> **PROVIDED INFORMATION**:

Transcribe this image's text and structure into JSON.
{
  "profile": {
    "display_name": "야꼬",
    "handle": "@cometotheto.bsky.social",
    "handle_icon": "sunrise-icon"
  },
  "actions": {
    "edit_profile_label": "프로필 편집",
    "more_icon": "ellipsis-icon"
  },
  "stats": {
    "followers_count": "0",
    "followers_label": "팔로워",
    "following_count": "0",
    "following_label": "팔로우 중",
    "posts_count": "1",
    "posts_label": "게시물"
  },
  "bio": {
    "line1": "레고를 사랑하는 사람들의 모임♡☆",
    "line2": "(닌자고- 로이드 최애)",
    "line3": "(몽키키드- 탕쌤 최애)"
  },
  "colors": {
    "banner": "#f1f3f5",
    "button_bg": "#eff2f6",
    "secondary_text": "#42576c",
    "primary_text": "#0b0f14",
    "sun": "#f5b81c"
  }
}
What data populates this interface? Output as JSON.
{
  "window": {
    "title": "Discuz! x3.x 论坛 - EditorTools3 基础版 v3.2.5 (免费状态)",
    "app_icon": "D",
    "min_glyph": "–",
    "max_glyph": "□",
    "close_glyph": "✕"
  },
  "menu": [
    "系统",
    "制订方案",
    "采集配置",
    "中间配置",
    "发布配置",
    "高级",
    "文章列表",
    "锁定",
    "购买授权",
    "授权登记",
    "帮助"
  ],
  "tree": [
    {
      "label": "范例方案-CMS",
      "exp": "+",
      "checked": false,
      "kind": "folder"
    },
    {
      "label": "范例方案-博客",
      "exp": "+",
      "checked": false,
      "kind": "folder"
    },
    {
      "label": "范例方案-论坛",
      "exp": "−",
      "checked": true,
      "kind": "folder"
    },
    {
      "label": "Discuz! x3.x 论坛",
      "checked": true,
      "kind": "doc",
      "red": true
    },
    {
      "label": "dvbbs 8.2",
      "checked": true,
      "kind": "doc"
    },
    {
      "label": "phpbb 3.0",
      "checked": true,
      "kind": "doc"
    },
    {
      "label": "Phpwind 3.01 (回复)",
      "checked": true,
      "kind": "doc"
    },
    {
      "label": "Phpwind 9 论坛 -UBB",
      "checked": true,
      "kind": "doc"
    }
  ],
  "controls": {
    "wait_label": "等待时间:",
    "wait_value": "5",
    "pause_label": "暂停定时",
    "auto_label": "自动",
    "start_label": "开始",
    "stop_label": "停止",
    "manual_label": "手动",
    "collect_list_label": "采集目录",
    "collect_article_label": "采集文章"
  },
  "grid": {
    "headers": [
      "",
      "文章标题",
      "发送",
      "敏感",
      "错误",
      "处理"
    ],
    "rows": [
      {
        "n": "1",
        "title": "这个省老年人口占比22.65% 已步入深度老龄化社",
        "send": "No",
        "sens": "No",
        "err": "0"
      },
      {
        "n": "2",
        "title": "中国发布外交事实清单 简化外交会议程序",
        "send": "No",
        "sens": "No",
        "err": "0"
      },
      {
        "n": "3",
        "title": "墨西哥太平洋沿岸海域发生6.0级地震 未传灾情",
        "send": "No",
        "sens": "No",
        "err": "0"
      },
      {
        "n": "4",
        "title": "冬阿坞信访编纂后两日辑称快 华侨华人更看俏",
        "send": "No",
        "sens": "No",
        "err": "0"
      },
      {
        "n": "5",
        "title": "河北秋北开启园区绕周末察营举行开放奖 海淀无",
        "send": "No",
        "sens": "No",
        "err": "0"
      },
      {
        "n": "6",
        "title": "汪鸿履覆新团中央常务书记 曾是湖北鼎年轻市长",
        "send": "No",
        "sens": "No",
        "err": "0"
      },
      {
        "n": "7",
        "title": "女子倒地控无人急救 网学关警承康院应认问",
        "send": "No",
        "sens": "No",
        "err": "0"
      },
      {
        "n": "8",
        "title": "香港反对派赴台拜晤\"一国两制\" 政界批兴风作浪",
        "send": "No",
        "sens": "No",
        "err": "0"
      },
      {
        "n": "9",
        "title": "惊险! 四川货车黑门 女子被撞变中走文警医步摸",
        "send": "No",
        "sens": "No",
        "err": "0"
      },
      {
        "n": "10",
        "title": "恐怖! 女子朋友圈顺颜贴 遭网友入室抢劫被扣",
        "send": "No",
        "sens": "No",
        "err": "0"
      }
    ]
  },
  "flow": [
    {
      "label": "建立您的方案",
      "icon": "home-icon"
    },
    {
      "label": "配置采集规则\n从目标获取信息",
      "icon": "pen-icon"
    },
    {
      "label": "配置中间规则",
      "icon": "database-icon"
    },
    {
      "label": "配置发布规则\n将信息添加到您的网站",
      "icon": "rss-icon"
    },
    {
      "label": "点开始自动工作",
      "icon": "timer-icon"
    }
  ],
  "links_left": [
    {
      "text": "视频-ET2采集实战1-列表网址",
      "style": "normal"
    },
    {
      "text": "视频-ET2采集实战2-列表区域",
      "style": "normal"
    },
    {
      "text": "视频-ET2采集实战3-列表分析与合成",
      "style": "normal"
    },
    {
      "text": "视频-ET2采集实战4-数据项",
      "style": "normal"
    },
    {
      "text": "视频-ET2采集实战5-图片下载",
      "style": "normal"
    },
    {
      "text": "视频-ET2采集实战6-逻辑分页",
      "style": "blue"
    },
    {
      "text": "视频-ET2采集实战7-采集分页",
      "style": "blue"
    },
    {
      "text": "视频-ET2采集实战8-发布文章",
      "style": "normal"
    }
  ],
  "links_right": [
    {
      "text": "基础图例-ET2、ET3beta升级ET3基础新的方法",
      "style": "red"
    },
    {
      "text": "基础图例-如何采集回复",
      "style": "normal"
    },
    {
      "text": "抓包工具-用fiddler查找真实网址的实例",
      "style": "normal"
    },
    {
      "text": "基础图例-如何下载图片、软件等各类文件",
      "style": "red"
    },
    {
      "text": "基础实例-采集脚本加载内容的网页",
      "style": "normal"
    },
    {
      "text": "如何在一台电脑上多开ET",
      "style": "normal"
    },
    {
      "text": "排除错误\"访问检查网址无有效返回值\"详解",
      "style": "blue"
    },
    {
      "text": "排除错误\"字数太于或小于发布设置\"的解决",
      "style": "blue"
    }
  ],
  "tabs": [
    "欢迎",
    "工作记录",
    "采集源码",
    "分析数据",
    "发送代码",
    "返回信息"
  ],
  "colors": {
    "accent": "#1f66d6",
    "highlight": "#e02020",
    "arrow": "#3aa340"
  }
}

> **GOAL**: Reproduce every line above without error.

> **TASK RESULT**:
Transcribe this image's text and structure into JSON.
{
  "profile": {
    "display_name": "야꼬",
    "handle": "@cometotheto.bsky.social",
    "handle_icon": "sunrise-icon"
  },
  "actions": {
    "edit_profile_label": "프로필 편집",
    "more_icon": "ellipsis-icon"
  },
  "stats": {
    "followers_count": "0",
    "followers_label": "팔로워",
    "following_count": "0",
    "following_label": "팔로우 중",
    "posts_count": "1",
    "posts_label": "게시물"
  },
  "bio": {
    "line1": "레고를 사랑하는 사람들의 모임♡☆",
    "line2": "(닌자고- 로이드 최애)",
    "line3": "(몽키키드- 탕쌤 최애)"
  },
  "colors": {
    "banner": "#f1f3f5",
    "button_bg": "#eff2f6",
    "secondary_text": "#42576c",
    "primary_text": "#0b0f14",
    "sun": "#f5b81c"
  }
}
What data populates this interface? Output as JSON.
{
  "window": {
    "title": "Discuz! x3.x 论坛 - EditorTools3 基础版 v3.2.5 (免费状态)",
    "app_icon": "D",
    "min_glyph": "–",
    "max_glyph": "□",
    "close_glyph": "✕"
  },
  "menu": [
    "系统",
    "制订方案",
    "采集配置",
    "中间配置",
    "发布配置",
    "高级",
    "文章列表",
    "锁定",
    "购买授权",
    "授权登记",
    "帮助"
  ],
  "tree": [
    {
      "label": "范例方案-CMS",
      "exp": "+",
      "checked": false,
      "kind": "folder"
    },
    {
      "label": "范例方案-博客",
      "exp": "+",
      "checked": false,
      "kind": "folder"
    },
    {
      "label": "范例方案-论坛",
      "exp": "−",
      "checked": true,
      "kind": "folder"
    },
    {
      "label": "Discuz! x3.x 论坛",
      "checked": true,
      "kind": "doc",
      "red": true
    },
    {
      "label": "dvbbs 8.2",
      "checked": true,
      "kind": "doc"
    },
    {
      "label": "phpbb 3.0",
      "checked": true,
      "kind": "doc"
    },
    {
      "label": "Phpwind 3.01 (回复)",
      "checked": true,
      "kind": "doc"
    },
    {
      "label": "Phpwind 9 论坛 -UBB",
      "checked": true,
      "kind": "doc"
    }
  ],
  "controls": {
    "wait_label": "等待时间:",
    "wait_value": "5",
    "pause_label": "暂停定时",
    "auto_label": "自动",
    "start_label": "开始",
    "stop_label": "停止",
    "manual_label": "手动",
    "collect_list_label": "采集目录",
    "collect_article_label": "采集文章"
  },
  "grid": {
    "headers": [
      "",
      "文章标题",
      "发送",
      "敏感",
      "错误",
      "处理"
    ],
    "rows": [
      {
        "n": "1",
        "title": "这个省老年人口占比22.65% 已步入深度老龄化社",
        "send": "No",
        "sens": "No",
        "err": "0"
      },
      {
        "n": "2",
        "title": "中国发布外交事实清单 简化外交会议程序",
        "send": "No",
        "sens": "No",
        "err": "0"
      },
      {
        "n": "3",
        "title": "墨西哥太平洋沿岸海域发生6.0级地震 未传灾情",
        "send": "No",
        "sens": "No",
        "err": "0"
      },
      {
        "n": "4",
        "title": "冬阿坞信访编纂后两日辑称快 华侨华人更看俏",
        "send": "No",
        "sens": "No",
        "err": "0"
      },
      {
        "n": "5",
        "title": "河北秋北开启园区绕周末察营举行开放奖 海淀无",
        "send": "No",
        "sens": "No",
        "err": "0"
      },
      {
        "n": "6",
        "title": "汪鸿履覆新团中央常务书记 曾是湖北鼎年轻市长",
        "send": "No",
        "sens": "No",
        "err": "0"
      },
      {
        "n": "7",
        "title": "女子倒地控无人急救 网学关警承康院应认问",
        "send": "No",
        "sens": "No",
        "err": "0"
      },
      {
        "n": "8",
        "title": "香港反对派赴台拜晤\"一国两制\" 政界批兴风作浪",
        "send": "No",
        "sens": "No",
        "err": "0"
      },
      {
        "n": "9",
        "title": "惊险! 四川货车黑门 女子被撞变中走文警医步摸",
        "send": "No",
        "sens": "No",
        "err": "0"
      },
      {
        "n": "10",
        "title": "恐怖! 女子朋友圈顺颜贴 遭网友入室抢劫被扣",
        "send": "No",
        "sens": "No",
        "err": "0"
      }
    ]
  },
  "flow": [
    {
      "label": "建立您的方案",
      "icon": "home-icon"
    },
    {
      "label": "配置采集规则\n从目标获取信息",
      "icon": "pen-icon"
    },
    {
      "label": "配置中间规则",
      "icon": "database-icon"
    },
    {
      "label": "配置发布规则\n将信息添加到您的网站",
      "icon": "rss-icon"
    },
    {
      "label": "点开始自动工作",
      "icon": "timer-icon"
    }
  ],
  "links_left": [
    {
      "text": "视频-ET2采集实战1-列表网址",
      "style": "normal"
    },
    {
      "text": "视频-ET2采集实战2-列表区域",
      "style": "normal"
    },
    {
      "text": "视频-ET2采集实战3-列表分析与合成",
      "style": "normal"
    },
    {
      "text": "视频-ET2采集实战4-数据项",
      "style": "normal"
    },
    {
      "text": "视频-ET2采集实战5-图片下载",
      "style": "normal"
    },
    {
      "text": "视频-ET2采集实战6-逻辑分页",
      "style": "blue"
    },
    {
      "text": "视频-ET2采集实战7-采集分页",
      "style": "blue"
    },
    {
      "text": "视频-ET2采集实战8-发布文章",
      "style": "normal"
    }
  ],
  "links_right": [
    {
      "text": "基础图例-ET2、ET3beta升级ET3基础新的方法",
      "style": "red"
    },
    {
      "text": "基础图例-如何采集回复",
      "style": "normal"
    },
    {
      "text": "抓包工具-用fiddler查找真实网址的实例",
      "style": "normal"
    },
    {
      "text": "基础图例-如何下载图片、软件等各类文件",
      "style": "red"
    },
    {
      "text": "基础实例-采集脚本加载内容的网页",
      "style": "normal"
    },
    {
      "text": "如何在一台电脑上多开ET",
      "style": "normal"
    },
    {
      "text": "排除错误\"访问检查网址无有效返回值\"详解",
      "style": "blue"
    },
    {
      "text": "排除错误\"字数太于或小于发布设置\"的解决",
      "style": "blue"
    }
  ],
  "tabs": [
    "欢迎",
    "工作记录",
    "采集源码",
    "分析数据",
    "发送代码",
    "返回信息"
  ],
  "colors": {
    "accent": "#1f66d6",
    "highlight": "#e02020",
    "arrow": "#3aa340"
  }
}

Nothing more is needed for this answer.